Record excerpts:
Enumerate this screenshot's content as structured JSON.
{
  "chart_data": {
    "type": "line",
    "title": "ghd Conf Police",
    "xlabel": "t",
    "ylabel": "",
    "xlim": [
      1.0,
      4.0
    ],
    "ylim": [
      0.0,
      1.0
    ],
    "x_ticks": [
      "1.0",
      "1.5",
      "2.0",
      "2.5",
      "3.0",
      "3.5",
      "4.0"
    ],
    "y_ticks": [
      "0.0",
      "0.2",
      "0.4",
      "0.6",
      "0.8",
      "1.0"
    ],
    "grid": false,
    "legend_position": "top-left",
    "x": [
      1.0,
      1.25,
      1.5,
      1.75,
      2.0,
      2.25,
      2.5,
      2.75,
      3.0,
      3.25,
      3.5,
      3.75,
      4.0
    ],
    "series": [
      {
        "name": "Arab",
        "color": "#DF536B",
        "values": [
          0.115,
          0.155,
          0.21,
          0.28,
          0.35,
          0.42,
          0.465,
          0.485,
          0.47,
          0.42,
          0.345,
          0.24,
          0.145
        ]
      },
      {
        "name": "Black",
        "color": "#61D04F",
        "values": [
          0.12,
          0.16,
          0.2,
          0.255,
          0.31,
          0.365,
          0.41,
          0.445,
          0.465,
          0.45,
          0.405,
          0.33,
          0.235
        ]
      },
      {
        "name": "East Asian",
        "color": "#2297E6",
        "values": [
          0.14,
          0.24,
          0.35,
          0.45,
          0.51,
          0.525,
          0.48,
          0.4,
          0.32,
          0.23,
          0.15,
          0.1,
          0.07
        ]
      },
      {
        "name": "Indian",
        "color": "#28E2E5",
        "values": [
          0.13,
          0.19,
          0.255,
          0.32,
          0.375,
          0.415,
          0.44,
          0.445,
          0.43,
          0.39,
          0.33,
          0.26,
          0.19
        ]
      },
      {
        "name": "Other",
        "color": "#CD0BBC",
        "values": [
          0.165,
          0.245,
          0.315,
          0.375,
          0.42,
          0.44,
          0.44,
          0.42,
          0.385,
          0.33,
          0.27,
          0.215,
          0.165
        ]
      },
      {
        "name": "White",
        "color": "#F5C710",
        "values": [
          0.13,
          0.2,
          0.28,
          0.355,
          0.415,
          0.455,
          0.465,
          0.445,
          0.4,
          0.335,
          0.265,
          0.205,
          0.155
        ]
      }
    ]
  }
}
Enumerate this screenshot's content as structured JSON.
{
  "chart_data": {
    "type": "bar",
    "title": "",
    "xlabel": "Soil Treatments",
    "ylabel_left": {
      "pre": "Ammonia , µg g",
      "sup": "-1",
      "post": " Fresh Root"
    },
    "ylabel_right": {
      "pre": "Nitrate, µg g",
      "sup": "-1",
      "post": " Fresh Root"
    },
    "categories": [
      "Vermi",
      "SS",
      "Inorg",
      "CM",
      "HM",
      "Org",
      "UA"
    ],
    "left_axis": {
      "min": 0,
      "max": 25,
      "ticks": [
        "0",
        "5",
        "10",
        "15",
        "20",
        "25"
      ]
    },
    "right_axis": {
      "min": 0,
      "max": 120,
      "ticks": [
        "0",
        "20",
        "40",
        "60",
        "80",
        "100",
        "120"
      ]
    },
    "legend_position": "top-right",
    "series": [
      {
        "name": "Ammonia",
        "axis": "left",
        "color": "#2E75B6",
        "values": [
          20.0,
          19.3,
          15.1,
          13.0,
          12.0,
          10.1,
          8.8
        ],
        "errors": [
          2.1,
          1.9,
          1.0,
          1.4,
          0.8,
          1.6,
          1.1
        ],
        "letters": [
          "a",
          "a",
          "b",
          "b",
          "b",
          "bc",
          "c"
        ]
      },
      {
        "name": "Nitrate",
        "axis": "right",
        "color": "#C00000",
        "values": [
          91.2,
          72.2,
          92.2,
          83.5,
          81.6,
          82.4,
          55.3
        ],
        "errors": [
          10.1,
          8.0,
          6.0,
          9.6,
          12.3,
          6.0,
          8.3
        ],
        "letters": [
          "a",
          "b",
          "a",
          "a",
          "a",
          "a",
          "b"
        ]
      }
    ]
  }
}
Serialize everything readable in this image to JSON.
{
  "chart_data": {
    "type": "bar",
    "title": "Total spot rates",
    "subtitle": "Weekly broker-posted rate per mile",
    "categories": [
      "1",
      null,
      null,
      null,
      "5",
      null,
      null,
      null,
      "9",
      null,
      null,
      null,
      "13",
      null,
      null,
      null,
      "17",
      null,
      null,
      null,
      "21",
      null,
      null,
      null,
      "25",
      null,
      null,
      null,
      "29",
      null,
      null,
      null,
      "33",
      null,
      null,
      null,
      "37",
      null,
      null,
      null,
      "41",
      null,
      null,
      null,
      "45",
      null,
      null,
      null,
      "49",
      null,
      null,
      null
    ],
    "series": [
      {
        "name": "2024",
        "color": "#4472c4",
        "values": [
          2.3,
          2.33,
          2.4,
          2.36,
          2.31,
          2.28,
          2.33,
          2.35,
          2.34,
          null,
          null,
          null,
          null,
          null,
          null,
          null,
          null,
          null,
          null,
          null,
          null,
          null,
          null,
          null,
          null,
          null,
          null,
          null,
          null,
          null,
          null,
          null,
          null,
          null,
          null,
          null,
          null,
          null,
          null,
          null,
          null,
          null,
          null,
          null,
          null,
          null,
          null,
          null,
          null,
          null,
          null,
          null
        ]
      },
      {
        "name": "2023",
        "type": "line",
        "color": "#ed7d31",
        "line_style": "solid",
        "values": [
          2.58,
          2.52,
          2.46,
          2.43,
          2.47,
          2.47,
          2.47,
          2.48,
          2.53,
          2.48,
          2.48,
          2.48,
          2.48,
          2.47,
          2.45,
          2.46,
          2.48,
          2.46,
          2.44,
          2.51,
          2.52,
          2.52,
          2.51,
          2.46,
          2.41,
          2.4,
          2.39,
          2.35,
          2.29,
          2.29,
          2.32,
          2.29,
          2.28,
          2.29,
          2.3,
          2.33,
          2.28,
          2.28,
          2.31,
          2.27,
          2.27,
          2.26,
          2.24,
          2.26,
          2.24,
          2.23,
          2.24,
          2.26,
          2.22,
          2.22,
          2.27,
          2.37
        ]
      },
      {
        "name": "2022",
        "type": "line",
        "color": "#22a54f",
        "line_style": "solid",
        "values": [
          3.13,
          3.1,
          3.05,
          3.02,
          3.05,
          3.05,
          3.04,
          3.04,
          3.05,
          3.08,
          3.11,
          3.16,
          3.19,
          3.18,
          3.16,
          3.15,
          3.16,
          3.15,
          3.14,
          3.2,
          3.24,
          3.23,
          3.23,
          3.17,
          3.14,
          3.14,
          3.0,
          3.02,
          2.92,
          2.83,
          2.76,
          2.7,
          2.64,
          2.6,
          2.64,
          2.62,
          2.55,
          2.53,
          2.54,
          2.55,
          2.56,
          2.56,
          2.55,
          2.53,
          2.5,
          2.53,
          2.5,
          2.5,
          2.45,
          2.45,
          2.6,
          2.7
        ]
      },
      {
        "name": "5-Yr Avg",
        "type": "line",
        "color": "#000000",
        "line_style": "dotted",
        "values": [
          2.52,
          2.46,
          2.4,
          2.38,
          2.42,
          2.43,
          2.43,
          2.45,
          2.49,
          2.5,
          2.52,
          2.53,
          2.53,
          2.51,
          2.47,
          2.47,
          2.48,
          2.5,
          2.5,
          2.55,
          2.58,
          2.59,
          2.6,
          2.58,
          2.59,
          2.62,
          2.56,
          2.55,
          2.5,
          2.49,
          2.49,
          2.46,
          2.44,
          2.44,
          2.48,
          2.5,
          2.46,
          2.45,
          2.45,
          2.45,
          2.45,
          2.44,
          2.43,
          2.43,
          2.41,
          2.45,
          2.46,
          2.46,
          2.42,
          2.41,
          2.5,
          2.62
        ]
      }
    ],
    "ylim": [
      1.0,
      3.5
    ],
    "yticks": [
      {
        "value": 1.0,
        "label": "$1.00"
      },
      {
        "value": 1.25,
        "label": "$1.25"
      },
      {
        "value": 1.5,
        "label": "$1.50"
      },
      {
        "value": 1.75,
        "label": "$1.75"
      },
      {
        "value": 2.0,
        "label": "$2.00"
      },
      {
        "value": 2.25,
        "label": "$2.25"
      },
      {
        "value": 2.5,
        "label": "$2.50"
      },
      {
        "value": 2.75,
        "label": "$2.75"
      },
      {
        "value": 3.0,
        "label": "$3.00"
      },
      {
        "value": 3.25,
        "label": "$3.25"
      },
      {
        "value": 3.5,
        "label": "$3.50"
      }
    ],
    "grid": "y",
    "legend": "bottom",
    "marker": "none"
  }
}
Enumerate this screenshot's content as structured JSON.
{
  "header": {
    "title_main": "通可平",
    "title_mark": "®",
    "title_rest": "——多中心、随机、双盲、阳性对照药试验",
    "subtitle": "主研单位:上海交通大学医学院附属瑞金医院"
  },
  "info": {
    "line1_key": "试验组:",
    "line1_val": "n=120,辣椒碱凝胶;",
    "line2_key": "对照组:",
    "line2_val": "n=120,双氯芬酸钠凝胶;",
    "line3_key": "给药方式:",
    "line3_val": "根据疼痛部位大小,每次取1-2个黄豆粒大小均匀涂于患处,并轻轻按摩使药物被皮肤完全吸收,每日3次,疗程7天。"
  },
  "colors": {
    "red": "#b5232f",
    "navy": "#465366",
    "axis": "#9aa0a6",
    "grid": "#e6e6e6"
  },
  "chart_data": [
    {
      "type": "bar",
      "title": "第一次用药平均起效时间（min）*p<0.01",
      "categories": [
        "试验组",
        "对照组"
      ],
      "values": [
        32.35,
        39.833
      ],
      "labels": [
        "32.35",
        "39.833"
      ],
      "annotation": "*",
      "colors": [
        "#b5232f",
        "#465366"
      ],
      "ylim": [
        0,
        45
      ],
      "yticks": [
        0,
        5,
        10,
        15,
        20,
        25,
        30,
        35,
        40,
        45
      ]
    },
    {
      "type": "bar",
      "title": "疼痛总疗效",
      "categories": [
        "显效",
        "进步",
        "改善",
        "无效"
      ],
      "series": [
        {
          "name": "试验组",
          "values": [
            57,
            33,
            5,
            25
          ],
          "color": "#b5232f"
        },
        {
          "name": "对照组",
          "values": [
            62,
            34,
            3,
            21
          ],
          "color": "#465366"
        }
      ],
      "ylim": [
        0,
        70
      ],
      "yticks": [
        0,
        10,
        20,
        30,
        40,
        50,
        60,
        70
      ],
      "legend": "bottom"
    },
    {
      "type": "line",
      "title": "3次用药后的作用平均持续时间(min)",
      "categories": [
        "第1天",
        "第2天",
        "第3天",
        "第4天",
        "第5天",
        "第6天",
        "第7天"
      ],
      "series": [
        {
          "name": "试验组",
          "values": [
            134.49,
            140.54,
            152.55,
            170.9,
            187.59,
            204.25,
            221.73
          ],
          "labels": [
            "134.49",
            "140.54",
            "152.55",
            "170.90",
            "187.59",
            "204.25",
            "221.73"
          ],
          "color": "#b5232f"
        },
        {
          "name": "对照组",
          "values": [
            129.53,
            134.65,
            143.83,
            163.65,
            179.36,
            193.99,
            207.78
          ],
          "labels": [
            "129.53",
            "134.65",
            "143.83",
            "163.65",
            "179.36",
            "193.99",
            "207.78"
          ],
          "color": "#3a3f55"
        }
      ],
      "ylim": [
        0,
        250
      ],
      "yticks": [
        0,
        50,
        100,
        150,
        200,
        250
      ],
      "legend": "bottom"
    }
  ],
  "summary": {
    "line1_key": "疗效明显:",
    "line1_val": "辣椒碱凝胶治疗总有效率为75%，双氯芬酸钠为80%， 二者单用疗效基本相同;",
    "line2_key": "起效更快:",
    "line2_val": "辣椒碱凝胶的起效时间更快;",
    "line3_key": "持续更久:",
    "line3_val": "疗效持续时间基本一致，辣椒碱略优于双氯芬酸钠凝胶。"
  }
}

Given exercise: Check each line above for the string "subtitle", then copy the ones that have it.

Task result:
    "subtitle": "Weekly broker-posted rate per mile",
    "subtitle": "主研单位:上海交通大学医学院附属瑞金医院"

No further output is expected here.